**GOAL:**
Write out the full set of records exactly. Any pictures in them do not belong in the copy.

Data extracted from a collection
====================
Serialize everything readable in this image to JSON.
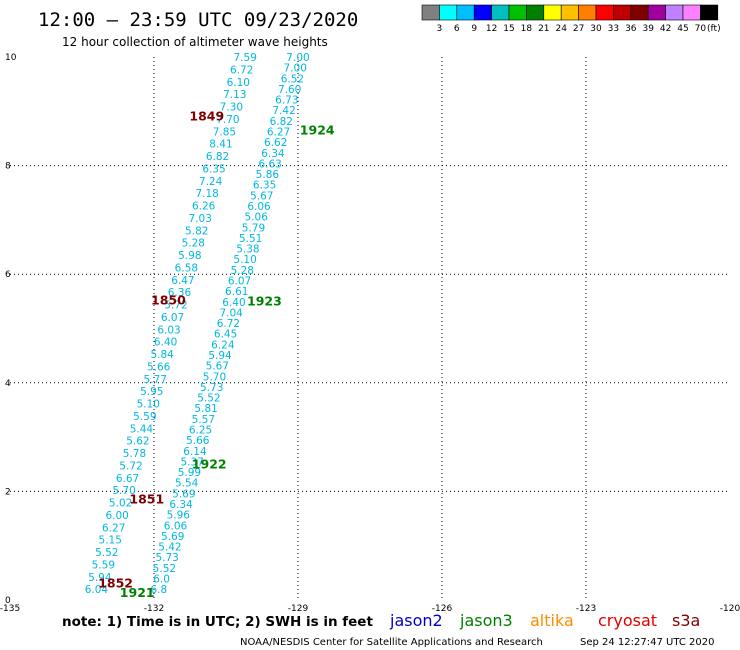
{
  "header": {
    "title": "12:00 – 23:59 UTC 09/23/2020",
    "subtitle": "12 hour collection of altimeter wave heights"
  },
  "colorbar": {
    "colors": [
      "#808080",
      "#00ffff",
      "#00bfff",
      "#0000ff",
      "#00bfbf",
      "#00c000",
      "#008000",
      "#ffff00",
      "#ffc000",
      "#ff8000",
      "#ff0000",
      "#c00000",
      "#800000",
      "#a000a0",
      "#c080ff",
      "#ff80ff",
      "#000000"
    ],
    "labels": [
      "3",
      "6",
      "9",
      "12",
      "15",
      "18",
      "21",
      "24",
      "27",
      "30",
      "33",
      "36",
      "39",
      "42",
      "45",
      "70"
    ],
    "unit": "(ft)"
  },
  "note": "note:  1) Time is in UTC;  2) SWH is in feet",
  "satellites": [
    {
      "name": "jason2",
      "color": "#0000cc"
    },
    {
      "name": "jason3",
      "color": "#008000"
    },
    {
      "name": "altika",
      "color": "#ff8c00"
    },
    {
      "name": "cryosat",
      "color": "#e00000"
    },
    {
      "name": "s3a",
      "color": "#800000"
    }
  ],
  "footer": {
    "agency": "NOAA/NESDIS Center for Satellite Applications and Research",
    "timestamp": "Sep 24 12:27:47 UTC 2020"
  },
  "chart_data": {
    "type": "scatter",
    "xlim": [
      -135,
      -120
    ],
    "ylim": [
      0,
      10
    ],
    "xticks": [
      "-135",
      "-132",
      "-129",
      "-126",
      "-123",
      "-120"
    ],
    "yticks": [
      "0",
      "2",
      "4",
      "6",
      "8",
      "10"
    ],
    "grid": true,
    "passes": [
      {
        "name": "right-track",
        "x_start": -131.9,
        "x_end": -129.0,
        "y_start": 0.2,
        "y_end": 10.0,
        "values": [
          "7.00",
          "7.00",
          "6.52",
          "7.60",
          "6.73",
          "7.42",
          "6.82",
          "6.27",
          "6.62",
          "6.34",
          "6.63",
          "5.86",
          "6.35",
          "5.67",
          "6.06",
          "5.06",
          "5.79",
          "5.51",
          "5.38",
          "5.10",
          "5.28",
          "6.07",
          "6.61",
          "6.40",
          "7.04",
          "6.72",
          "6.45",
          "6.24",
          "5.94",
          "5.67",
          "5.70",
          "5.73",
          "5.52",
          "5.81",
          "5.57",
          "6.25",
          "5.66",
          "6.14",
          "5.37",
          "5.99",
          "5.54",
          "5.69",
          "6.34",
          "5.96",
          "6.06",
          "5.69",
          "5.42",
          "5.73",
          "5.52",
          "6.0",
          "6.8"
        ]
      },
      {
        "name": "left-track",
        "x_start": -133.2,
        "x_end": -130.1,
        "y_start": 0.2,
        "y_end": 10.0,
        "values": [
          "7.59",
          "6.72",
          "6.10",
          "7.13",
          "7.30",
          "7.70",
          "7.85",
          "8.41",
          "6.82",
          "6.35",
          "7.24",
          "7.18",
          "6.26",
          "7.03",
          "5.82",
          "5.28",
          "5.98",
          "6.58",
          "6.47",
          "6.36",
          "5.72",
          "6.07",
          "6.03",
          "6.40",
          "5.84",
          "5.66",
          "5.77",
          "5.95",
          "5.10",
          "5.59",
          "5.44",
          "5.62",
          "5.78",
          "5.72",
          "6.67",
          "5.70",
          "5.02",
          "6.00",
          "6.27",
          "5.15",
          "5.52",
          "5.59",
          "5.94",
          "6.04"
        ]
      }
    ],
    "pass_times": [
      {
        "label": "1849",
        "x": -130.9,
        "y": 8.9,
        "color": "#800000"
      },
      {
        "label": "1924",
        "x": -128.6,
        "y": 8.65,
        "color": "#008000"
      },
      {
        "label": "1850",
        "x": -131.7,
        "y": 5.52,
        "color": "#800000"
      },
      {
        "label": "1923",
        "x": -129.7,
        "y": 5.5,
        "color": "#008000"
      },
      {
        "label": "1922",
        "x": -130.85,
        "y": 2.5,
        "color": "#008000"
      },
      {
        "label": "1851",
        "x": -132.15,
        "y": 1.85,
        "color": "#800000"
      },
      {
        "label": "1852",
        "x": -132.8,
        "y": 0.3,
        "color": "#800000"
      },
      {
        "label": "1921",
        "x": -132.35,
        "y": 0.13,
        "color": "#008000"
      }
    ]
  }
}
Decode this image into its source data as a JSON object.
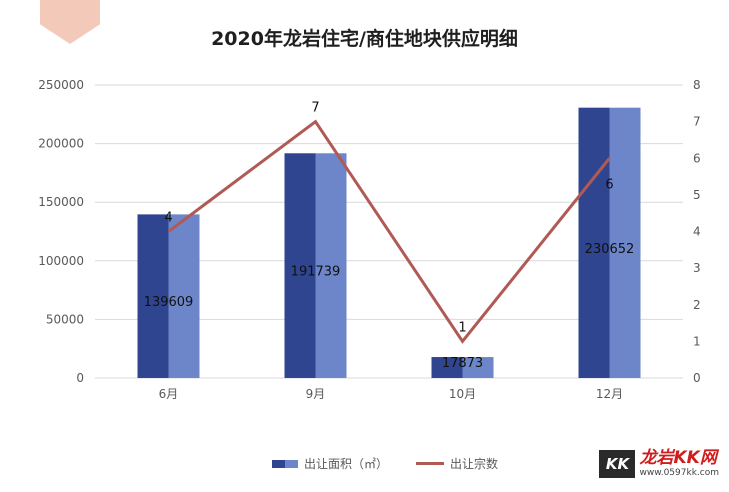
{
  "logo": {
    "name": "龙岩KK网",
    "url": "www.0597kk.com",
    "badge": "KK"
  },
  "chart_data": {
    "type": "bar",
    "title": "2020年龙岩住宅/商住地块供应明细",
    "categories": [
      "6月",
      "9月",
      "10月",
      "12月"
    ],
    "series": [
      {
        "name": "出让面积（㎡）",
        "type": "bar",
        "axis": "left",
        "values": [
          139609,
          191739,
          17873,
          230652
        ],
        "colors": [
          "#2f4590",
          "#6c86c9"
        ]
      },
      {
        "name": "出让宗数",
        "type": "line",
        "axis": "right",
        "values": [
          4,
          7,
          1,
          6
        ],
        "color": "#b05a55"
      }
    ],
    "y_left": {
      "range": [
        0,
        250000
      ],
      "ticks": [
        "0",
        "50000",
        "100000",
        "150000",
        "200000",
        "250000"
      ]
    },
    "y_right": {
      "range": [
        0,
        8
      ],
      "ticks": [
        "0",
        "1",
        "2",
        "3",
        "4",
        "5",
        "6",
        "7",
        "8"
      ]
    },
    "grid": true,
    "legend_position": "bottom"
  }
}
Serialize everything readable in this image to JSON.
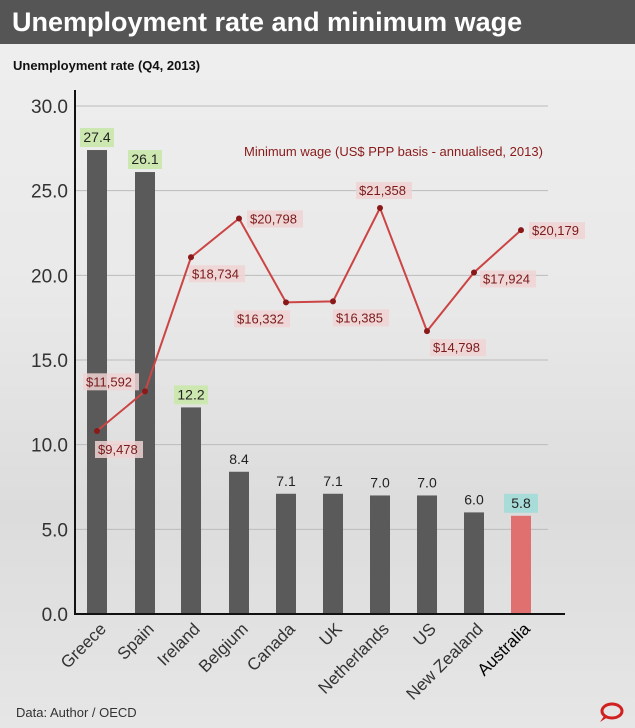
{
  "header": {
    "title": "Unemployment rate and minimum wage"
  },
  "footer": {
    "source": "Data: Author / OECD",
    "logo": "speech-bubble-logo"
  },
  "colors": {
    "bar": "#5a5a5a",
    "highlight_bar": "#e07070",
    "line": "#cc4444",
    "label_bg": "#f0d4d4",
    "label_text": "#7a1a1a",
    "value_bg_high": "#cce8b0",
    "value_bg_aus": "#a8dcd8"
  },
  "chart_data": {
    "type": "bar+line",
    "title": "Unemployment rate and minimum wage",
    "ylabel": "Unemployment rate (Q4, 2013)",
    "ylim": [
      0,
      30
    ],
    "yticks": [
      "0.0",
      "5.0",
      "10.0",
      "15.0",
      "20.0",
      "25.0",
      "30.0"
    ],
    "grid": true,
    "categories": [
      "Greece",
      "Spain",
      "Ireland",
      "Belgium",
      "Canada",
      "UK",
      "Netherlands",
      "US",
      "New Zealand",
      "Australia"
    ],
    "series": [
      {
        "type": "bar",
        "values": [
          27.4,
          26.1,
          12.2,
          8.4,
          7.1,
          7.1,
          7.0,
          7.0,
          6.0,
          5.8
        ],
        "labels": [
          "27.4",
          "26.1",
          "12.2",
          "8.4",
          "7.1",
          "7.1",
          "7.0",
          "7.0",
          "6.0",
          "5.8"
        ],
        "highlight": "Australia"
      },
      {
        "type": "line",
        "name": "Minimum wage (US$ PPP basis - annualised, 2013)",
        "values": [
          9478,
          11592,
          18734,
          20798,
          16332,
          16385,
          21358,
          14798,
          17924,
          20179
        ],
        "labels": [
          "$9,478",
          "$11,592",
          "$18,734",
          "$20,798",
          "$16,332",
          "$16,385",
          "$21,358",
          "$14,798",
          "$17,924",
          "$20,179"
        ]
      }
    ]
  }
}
====================
**CORRECT ANSWER:**
Serialize everything readable in this image to JSON.
{
  "header": {
    "title": "12:00 – 23:59 UTC 09/23/2020",
    "subtitle": "12 hour collection of altimeter wave heights"
  },
  "colorbar": {
    "colors": [
      "#808080",
      "#00ffff",
      "#00bfff",
      "#0000ff",
      "#00bfbf",
      "#00c000",
      "#008000",
      "#ffff00",
      "#ffc000",
      "#ff8000",
      "#ff0000",
      "#c00000",
      "#800000",
      "#a000a0",
      "#c080ff",
      "#ff80ff",
      "#000000"
    ],
    "labels": [
      "3",
      "6",
      "9",
      "12",
      "15",
      "18",
      "21",
      "24",
      "27",
      "30",
      "33",
      "36",
      "39",
      "42",
      "45",
      "70"
    ],
    "unit": "(ft)"
  },
  "note": "note:  1) Time is in UTC;  2) SWH is in feet",
  "satellites": [
    {
      "name": "jason2",
      "color": "#0000cc"
    },
    {
      "name": "jason3",
      "color": "#008000"
    },
    {
      "name": "altika",
      "color": "#ff8c00"
    },
    {
      "name": "cryosat",
      "color": "#e00000"
    },
    {
      "name": "s3a",
      "color": "#800000"
    }
  ],
  "footer": {
    "agency": "NOAA/NESDIS Center for Satellite Applications and Research",
    "timestamp": "Sep 24 12:27:47 UTC 2020"
  },
  "chart_data": {
    "type": "scatter",
    "xlim": [
      -135,
      -120
    ],
    "ylim": [
      0,
      10
    ],
    "xticks": [
      "-135",
      "-132",
      "-129",
      "-126",
      "-123",
      "-120"
    ],
    "yticks": [
      "0",
      "2",
      "4",
      "6",
      "8",
      "10"
    ],
    "grid": true,
    "passes": [
      {
        "name": "right-track",
        "x_start": -131.9,
        "x_end": -129.0,
        "y_start": 0.2,
        "y_end": 10.0,
        "values": [
          "7.00",
          "7.00",
          "6.52",
          "7.60",
          "6.73",
          "7.42",
          "6.82",
          "6.27",
          "6.62",
          "6.34",
          "6.63",
          "5.86",
          "6.35",
          "5.67",
          "6.06",
          "5.06",
          "5.79",
          "5.51",
          "5.38",
          "5.10",
          "5.28",
          "6.07",
          "6.61",
          "6.40",
          "7.04",
          "6.72",
          "6.45",
          "6.24",
          "5.94",
          "5.67",
          "5.70",
          "5.73",
          "5.52",
          "5.81",
          "5.57",
          "6.25",
          "5.66",
          "6.14",
          "5.37",
          "5.99",
          "5.54",
          "5.69",
          "6.34",
          "5.96",
          "6.06",
          "5.69",
          "5.42",
          "5.73",
          "5.52",
          "6.0",
          "6.8"
        ]
      },
      {
        "name": "left-track",
        "x_start": -133.2,
        "x_end": -130.1,
        "y_start": 0.2,
        "y_end": 10.0,
        "values": [
          "7.59",
          "6.72",
          "6.10",
          "7.13",
          "7.30",
          "7.70",
          "7.85",
          "8.41",
          "6.82",
          "6.35",
          "7.24",
          "7.18",
          "6.26",
          "7.03",
          "5.82",
          "5.28",
          "5.98",
          "6.58",
          "6.47",
          "6.36",
          "5.72",
          "6.07",
          "6.03",
          "6.40",
          "5.84",
          "5.66",
          "5.77",
          "5.95",
          "5.10",
          "5.59",
          "5.44",
          "5.62",
          "5.78",
          "5.72",
          "6.67",
          "5.70",
          "5.02",
          "6.00",
          "6.27",
          "5.15",
          "5.52",
          "5.59",
          "5.94",
          "6.04"
        ]
      }
    ],
    "pass_times": [
      {
        "label": "1849",
        "x": -130.9,
        "y": 8.9,
        "color": "#800000"
      },
      {
        "label": "1924",
        "x": -128.6,
        "y": 8.65,
        "color": "#008000"
      },
      {
        "label": "1850",
        "x": -131.7,
        "y": 5.52,
        "color": "#800000"
      },
      {
        "label": "1923",
        "x": -129.7,
        "y": 5.5,
        "color": "#008000"
      },
      {
        "label": "1922",
        "x": -130.85,
        "y": 2.5,
        "color": "#008000"
      },
      {
        "label": "1851",
        "x": -132.15,
        "y": 1.85,
        "color": "#800000"
      },
      {
        "label": "1852",
        "x": -132.8,
        "y": 0.3,
        "color": "#800000"
      },
      {
        "label": "1921",
        "x": -132.35,
        "y": 0.13,
        "color": "#008000"
      }
    ]
  }
}
Decode this image into its source data as a JSON object.
{
  "logo": {
    "name": "龙岩KK网",
    "url": "www.0597kk.com",
    "badge": "KK"
  },
  "chart_data": {
    "type": "bar",
    "title": "2020年龙岩住宅/商住地块供应明细",
    "categories": [
      "6月",
      "9月",
      "10月",
      "12月"
    ],
    "series": [
      {
        "name": "出让面积（㎡）",
        "type": "bar",
        "axis": "left",
        "values": [
          139609,
          191739,
          17873,
          230652
        ],
        "colors": [
          "#2f4590",
          "#6c86c9"
        ]
      },
      {
        "name": "出让宗数",
        "type": "line",
        "axis": "right",
        "values": [
          4,
          7,
          1,
          6
        ],
        "color": "#b05a55"
      }
    ],
    "y_left": {
      "range": [
        0,
        250000
      ],
      "ticks": [
        "0",
        "50000",
        "100000",
        "150000",
        "200000",
        "250000"
      ]
    },
    "y_right": {
      "range": [
        0,
        8
      ],
      "ticks": [
        "0",
        "1",
        "2",
        "3",
        "4",
        "5",
        "6",
        "7",
        "8"
      ]
    },
    "grid": true,
    "legend_position": "bottom"
  }
}
Serialize everything readable in this image to JSON.
{
  "header": {
    "title": "Unemployment rate and minimum wage"
  },
  "footer": {
    "source": "Data: Author / OECD",
    "logo": "speech-bubble-logo"
  },
  "colors": {
    "bar": "#5a5a5a",
    "highlight_bar": "#e07070",
    "line": "#cc4444",
    "label_bg": "#f0d4d4",
    "label_text": "#7a1a1a",
    "value_bg_high": "#cce8b0",
    "value_bg_aus": "#a8dcd8"
  },
  "chart_data": {
    "type": "bar+line",
    "title": "Unemployment rate and minimum wage",
    "ylabel": "Unemployment rate (Q4, 2013)",
    "ylim": [
      0,
      30
    ],
    "yticks": [
      "0.0",
      "5.0",
      "10.0",
      "15.0",
      "20.0",
      "25.0",
      "30.0"
    ],
    "grid": true,
    "categories": [
      "Greece",
      "Spain",
      "Ireland",
      "Belgium",
      "Canada",
      "UK",
      "Netherlands",
      "US",
      "New Zealand",
      "Australia"
    ],
    "series": [
      {
        "type": "bar",
        "values": [
          27.4,
          26.1,
          12.2,
          8.4,
          7.1,
          7.1,
          7.0,
          7.0,
          6.0,
          5.8
        ],
        "labels": [
          "27.4",
          "26.1",
          "12.2",
          "8.4",
          "7.1",
          "7.1",
          "7.0",
          "7.0",
          "6.0",
          "5.8"
        ],
        "highlight": "Australia"
      },
      {
        "type": "line",
        "name": "Minimum wage (US$ PPP basis - annualised, 2013)",
        "values": [
          9478,
          11592,
          18734,
          20798,
          16332,
          16385,
          21358,
          14798,
          17924,
          20179
        ],
        "labels": [
          "$9,478",
          "$11,592",
          "$18,734",
          "$20,798",
          "$16,332",
          "$16,385",
          "$21,358",
          "$14,798",
          "$17,924",
          "$20,179"
        ]
      }
    ]
  }
}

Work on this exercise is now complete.